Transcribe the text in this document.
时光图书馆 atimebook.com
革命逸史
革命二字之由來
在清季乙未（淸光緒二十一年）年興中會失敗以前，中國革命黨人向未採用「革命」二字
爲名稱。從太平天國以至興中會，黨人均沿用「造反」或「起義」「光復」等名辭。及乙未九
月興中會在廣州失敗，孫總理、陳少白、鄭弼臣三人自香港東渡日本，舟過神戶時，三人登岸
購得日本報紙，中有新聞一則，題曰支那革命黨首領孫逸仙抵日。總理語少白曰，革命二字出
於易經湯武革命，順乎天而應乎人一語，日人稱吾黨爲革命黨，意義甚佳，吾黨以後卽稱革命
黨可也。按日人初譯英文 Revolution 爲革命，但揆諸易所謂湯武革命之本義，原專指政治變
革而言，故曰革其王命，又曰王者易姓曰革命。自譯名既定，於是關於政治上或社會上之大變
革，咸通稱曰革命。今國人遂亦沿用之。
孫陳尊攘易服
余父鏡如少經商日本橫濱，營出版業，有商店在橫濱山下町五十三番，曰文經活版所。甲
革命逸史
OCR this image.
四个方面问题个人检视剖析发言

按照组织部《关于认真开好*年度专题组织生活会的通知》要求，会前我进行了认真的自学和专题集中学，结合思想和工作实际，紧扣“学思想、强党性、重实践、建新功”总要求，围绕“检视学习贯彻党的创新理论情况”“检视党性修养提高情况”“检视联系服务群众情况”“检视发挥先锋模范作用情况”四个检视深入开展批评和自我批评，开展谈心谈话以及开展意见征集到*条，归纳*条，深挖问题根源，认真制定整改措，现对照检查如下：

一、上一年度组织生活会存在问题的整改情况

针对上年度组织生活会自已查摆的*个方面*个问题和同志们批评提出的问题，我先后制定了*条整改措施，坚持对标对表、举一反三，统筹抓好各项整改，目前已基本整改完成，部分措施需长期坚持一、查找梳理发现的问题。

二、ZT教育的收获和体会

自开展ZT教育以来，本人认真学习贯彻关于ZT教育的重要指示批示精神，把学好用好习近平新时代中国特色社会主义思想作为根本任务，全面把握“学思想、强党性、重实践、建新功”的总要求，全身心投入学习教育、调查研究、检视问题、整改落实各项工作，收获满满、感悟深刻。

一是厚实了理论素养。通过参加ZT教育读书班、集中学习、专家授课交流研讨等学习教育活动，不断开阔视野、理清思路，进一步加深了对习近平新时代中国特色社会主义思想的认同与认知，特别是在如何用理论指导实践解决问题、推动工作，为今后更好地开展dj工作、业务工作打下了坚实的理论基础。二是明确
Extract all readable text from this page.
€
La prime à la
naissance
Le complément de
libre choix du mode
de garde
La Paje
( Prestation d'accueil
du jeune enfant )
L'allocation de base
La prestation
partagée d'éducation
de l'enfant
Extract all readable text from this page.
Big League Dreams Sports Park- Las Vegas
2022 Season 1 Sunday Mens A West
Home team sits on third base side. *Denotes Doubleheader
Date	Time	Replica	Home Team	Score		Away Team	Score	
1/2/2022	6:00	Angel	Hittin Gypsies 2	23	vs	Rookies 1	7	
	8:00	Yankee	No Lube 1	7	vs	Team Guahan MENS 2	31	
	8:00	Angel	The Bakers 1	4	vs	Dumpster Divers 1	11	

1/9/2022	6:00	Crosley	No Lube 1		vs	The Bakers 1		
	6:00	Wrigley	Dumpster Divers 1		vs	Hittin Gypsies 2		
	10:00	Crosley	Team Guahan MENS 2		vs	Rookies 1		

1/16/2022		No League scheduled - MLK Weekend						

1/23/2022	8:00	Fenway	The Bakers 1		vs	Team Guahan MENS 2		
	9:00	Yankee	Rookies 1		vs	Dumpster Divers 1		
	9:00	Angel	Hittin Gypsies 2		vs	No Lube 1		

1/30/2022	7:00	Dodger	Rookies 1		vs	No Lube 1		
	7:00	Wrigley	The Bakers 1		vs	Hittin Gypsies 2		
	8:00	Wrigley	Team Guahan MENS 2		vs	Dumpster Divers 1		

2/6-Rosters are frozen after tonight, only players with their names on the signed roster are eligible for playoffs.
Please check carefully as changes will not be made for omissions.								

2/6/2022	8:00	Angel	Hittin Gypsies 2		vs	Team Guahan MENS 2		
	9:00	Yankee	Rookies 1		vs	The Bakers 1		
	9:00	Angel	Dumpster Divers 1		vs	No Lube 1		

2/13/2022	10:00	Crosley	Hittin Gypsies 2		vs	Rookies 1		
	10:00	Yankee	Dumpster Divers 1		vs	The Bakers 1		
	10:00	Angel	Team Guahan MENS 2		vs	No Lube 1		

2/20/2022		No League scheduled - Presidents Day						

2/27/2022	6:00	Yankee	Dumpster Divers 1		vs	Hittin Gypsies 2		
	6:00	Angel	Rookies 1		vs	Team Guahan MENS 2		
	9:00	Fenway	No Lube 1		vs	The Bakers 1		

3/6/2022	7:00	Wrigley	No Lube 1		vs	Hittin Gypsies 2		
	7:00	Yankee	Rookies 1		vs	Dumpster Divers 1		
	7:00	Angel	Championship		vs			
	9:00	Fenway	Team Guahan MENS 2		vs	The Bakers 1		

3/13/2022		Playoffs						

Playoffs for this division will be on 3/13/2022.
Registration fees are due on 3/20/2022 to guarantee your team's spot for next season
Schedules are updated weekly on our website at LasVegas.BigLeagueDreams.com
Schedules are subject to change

........

* Exercise description: Quote all the records exactly, please, leaving none out.

* Full response:
Transcribe the text in this document.
时光图书馆 atimebook.com
革命逸史
革命二字之由來
在清季乙未（淸光緒二十一年）年興中會失敗以前，中國革命黨人向未採用「革命」二字
爲名稱。從太平天國以至興中會，黨人均沿用「造反」或「起義」「光復」等名辭。及乙未九
月興中會在廣州失敗，孫總理、陳少白、鄭弼臣三人自香港東渡日本，舟過神戶時，三人登岸
購得日本報紙，中有新聞一則，題曰支那革命黨首領孫逸仙抵日。總理語少白曰，革命二字出
於易經湯武革命，順乎天而應乎人一語，日人稱吾黨爲革命黨，意義甚佳，吾黨以後卽稱革命
黨可也。按日人初譯英文 Revolution 爲革命，但揆諸易所謂湯武革命之本義，原專指政治變
革而言，故曰革其王命，又曰王者易姓曰革命。自譯名既定，於是關於政治上或社會上之大變
革，咸通稱曰革命。今國人遂亦沿用之。
孫陳尊攘易服
余父鏡如少經商日本橫濱，營出版業，有商店在橫濱山下町五十三番，曰文經活版所。甲
革命逸史
OCR this image.
四个方面问题个人检视剖析发言

按照组织部《关于认真开好*年度专题组织生活会的通知》要求，会前我进行了认真的自学和专题集中学，结合思想和工作实际，紧扣“学思想、强党性、重实践、建新功”总要求，围绕“检视学习贯彻党的创新理论情况”“检视党性修养提高情况”“检视联系服务群众情况”“检视发挥先锋模范作用情况”四个检视深入开展批评和自我批评，开展谈心谈话以及开展意见征集到*条，归纳*条，深挖问题根源，认真制定整改措，现对照检查如下：

一、上一年度组织生活会存在问题的整改情况

针对上年度组织生活会自已查摆的*个方面*个问题和同志们批评提出的问题，我先后制定了*条整改措施，坚持对标对表、举一反三，统筹抓好各项整改，目前已基本整改完成，部分措施需长期坚持一、查找梳理发现的问题。

二、ZT教育的收获和体会

自开展ZT教育以来，本人认真学习贯彻关于ZT教育的重要指示批示精神，把学好用好习近平新时代中国特色社会主义思想作为根本任务，全面把握“学思想、强党性、重实践、建新功”的总要求，全身心投入学习教育、调查研究、检视问题、整改落实各项工作，收获满满、感悟深刻。

一是厚实了理论素养。通过参加ZT教育读书班、集中学习、专家授课交流研讨等学习教育活动，不断开阔视野、理清思路，进一步加深了对习近平新时代中国特色社会主义思想的认同与认知，特别是在如何用理论指导实践解决问题、推动工作，为今后更好地开展dj工作、业务工作打下了坚实的理论基础。二是明确
Extract all readable text from this page.
€
La prime à la
naissance
Le complément de
libre choix du mode
de garde
La Paje
( Prestation d'accueil
du jeune enfant )
L'allocation de base
La prestation
partagée d'éducation
de l'enfant
Extract all readable text from this page.
Big League Dreams Sports Park- Las Vegas
2022 Season 1 Sunday Mens A West
Home team sits on third base side. *Denotes Doubleheader
Date	Time	Replica	Home Team	Score		Away Team	Score	
1/2/2022	6:00	Angel	Hittin Gypsies 2	23	vs	Rookies 1	7	
	8:00	Yankee	No Lube 1	7	vs	Team Guahan MENS 2	31	
	8:00	Angel	The Bakers 1	4	vs	Dumpster Divers 1	11	

1/9/2022	6:00	Crosley	No Lube 1		vs	The Bakers 1		
	6:00	Wrigley	Dumpster Divers 1		vs	Hittin Gypsies 2		
	10:00	Crosley	Team Guahan MENS 2		vs	Rookies 1		

1/16/2022		No League scheduled - MLK Weekend						

1/23/2022	8:00	Fenway	The Bakers 1		vs	Team Guahan MENS 2		
	9:00	Yankee	Rookies 1		vs	Dumpster Divers 1		
	9:00	Angel	Hittin Gypsies 2		vs	No Lube 1		

1/30/2022	7:00	Dodger	Rookies 1		vs	No Lube 1		
	7:00	Wrigley	The Bakers 1		vs	Hittin Gypsies 2		
	8:00	Wrigley	Team Guahan MENS 2		vs	Dumpster Divers 1		

2/6-Rosters are frozen after tonight, only players with their names on the signed roster are eligible for playoffs.
Please check carefully as changes will not be made for omissions.								

2/6/2022	8:00	Angel	Hittin Gypsies 2		vs	Team Guahan MENS 2		
	9:00	Yankee	Rookies 1		vs	The Bakers 1		
	9:00	Angel	Dumpster Divers 1		vs	No Lube 1		

2/13/2022	10:00	Crosley	Hittin Gypsies 2		vs	Rookies 1		
	10:00	Yankee	Dumpster Divers 1		vs	The Bakers 1		
	10:00	Angel	Team Guahan MENS 2		vs	No Lube 1		

2/20/2022		No League scheduled - Presidents Day						

2/27/2022	6:00	Yankee	Dumpster Divers 1		vs	Hittin Gypsies 2		
	6:00	Angel	Rookies 1		vs	Team Guahan MENS 2		
	9:00	Fenway	No Lube 1		vs	The Bakers 1		

3/6/2022	7:00	Wrigley	No Lube 1		vs	Hittin Gypsies 2		
	7:00	Yankee	Rookies 1		vs	Dumpster Divers 1		
	7:00	Angel	Championship		vs			
	9:00	Fenway	Team Guahan MENS 2		vs	The Bakers 1		

3/13/2022		Playoffs						

Playoffs for this division will be on 3/13/2022.
Registration fees are due on 3/20/2022 to guarantee your team's spot for next season
Schedules are updated weekly on our website at LasVegas.BigLeagueDreams.com
Schedules are subject to change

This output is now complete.